Stored data entries
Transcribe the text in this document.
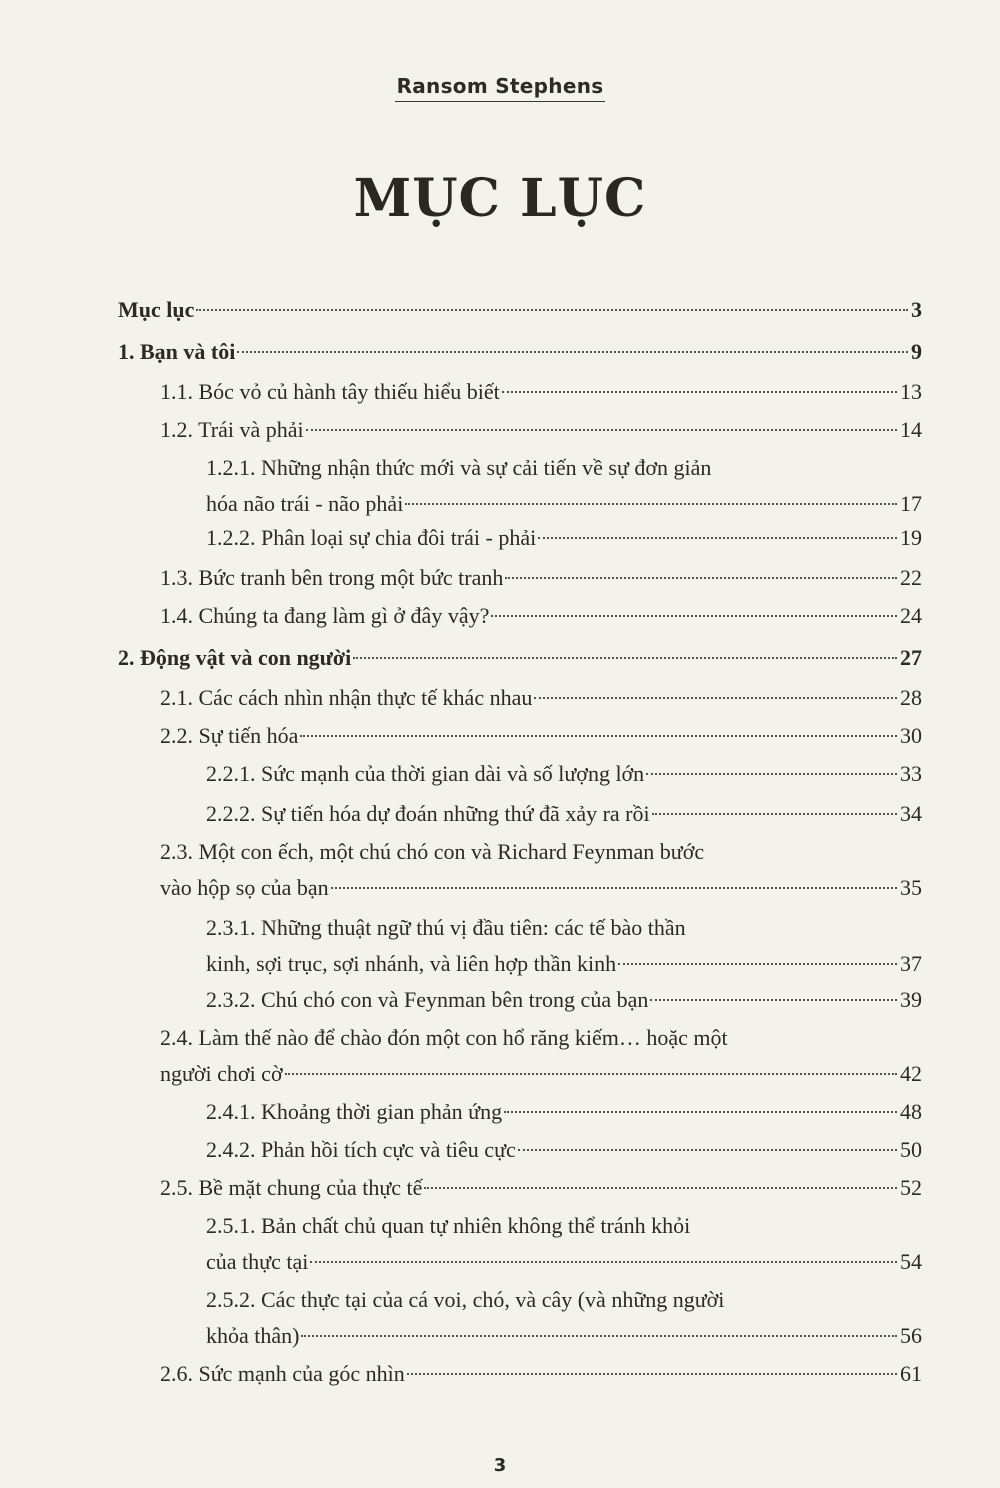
Ransom Stephens
MỤC LỤC
Mục lục	3
1. Bạn và tôi	9
1.1. Bóc vỏ củ hành tây thiếu hiểu biết	13
1.2. Trái và phải	14
1.2.1. Những nhận thức mới và sự cải tiến về sự đơn giản
hóa não trái - não phải	17
1.2.2. Phân loại sự chia đôi trái - phải	19
1.3. Bức tranh bên trong một bức tranh	22
1.4. Chúng ta đang làm gì ở đây vậy?	24
2. Động vật và con người	27
2.1. Các cách nhìn nhận thực tế khác nhau	28
2.2. Sự tiến hóa	30
2.2.1. Sức mạnh của thời gian dài và số lượng lớn	33
2.2.2. Sự tiến hóa dự đoán những thứ đã xảy ra rồi	34
2.3. Một con ếch, một chú chó con và Richard Feynman bước
vào hộp sọ của bạn	35
2.3.1. Những thuật ngữ thú vị đầu tiên: các tế bào thần
kinh, sợi trục, sợi nhánh, và liên hợp thần kinh	37
2.3.2. Chú chó con và Feynman bên trong của bạn	39
2.4. Làm thế nào để chào đón một con hổ răng kiếm… hoặc một
người chơi cờ	42
2.4.1. Khoảng thời gian phản ứng	48
2.4.2. Phản hồi tích cực và tiêu cực	50
2.5. Bề mặt chung của thực tế	52
2.5.1. Bản chất chủ quan tự nhiên không thể tránh khỏi
của thực tại	54
2.5.2. Các thực tại của cá voi, chó, và cây (và những người
khỏa thân)	56
2.6. Sức mạnh của góc nhìn	61
3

Exercise prompt:
From the records given above, reproduce all text exactly and exclude each picture.

Written answer:
Transcribe the text in this document.
Ransom Stephens
MỤC LỤC
Mục lục	3
1. Bạn và tôi	9
1.1. Bóc vỏ củ hành tây thiếu hiểu biết	13
1.2. Trái và phải	14
1.2.1. Những nhận thức mới và sự cải tiến về sự đơn giản
hóa não trái - não phải	17
1.2.2. Phân loại sự chia đôi trái - phải	19
1.3. Bức tranh bên trong một bức tranh	22
1.4. Chúng ta đang làm gì ở đây vậy?	24
2. Động vật và con người	27
2.1. Các cách nhìn nhận thực tế khác nhau	28
2.2. Sự tiến hóa	30
2.2.1. Sức mạnh của thời gian dài và số lượng lớn	33
2.2.2. Sự tiến hóa dự đoán những thứ đã xảy ra rồi	34
2.3. Một con ếch, một chú chó con và Richard Feynman bước
vào hộp sọ của bạn	35
2.3.1. Những thuật ngữ thú vị đầu tiên: các tế bào thần
kinh, sợi trục, sợi nhánh, và liên hợp thần kinh	37
2.3.2. Chú chó con và Feynman bên trong của bạn	39
2.4. Làm thế nào để chào đón một con hổ răng kiếm… hoặc một
người chơi cờ	42
2.4.1. Khoảng thời gian phản ứng	48
2.4.2. Phản hồi tích cực và tiêu cực	50
2.5. Bề mặt chung của thực tế	52
2.5.1. Bản chất chủ quan tự nhiên không thể tránh khỏi
của thực tại	54
2.5.2. Các thực tại của cá voi, chó, và cây (và những người
khỏa thân)	56
2.6. Sức mạnh của góc nhìn	61
3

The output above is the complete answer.